■ TASK DETAILS ■
Write out only the tail of the records, beginning at the line containing "Give me a plain-text" and including the last line, exactly as written.

-------- DATA

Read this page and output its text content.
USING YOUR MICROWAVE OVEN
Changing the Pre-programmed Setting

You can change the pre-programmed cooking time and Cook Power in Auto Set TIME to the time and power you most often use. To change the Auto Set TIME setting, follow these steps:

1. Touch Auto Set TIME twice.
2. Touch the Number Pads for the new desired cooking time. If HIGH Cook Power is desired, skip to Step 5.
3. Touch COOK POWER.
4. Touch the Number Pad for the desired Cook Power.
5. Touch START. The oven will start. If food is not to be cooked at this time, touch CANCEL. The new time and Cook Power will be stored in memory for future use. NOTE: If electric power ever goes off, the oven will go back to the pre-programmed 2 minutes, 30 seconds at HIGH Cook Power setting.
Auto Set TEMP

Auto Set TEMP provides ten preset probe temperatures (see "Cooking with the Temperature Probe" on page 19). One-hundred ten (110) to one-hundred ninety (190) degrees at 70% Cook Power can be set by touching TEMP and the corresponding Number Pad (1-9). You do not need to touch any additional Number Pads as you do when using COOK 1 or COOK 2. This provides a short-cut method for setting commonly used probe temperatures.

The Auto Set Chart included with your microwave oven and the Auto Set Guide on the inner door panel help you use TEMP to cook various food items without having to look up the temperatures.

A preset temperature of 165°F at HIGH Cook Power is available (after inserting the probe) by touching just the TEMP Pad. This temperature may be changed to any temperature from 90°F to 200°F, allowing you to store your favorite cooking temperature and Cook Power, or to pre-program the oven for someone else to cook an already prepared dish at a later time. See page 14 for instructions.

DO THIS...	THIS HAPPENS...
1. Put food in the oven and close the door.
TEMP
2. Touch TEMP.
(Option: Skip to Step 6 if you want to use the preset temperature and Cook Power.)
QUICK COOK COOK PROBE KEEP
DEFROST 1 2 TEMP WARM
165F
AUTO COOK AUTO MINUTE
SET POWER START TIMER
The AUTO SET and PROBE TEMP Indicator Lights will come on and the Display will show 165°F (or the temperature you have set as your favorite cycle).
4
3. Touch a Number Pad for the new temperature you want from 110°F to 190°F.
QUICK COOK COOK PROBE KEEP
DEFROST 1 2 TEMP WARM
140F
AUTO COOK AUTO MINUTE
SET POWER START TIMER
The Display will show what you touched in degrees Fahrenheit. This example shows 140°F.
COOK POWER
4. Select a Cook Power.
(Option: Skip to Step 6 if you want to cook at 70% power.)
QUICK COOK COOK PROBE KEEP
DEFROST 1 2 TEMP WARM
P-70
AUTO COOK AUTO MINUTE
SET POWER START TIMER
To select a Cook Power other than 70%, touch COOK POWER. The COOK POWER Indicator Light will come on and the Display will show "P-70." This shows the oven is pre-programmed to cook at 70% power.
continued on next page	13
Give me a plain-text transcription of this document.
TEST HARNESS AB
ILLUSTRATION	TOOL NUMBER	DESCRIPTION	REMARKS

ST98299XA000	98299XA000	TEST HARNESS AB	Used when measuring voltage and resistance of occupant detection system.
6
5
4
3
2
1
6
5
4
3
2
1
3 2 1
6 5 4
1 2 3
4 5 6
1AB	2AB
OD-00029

----------------

■ ANSWER FOR THE TASK ■
Give me a plain-text transcription of this document.
TEST HARNESS AB
ILLUSTRATION	TOOL NUMBER	DESCRIPTION	REMARKS

ST98299XA000	98299XA000	TEST HARNESS AB	Used when measuring voltage and resistance of occupant detection system.
6
5
4
3
2
1
6
5
4
3
2
1
3 2 1
6 5 4
1 2 3
4 5 6
1AB	2AB
OD-00029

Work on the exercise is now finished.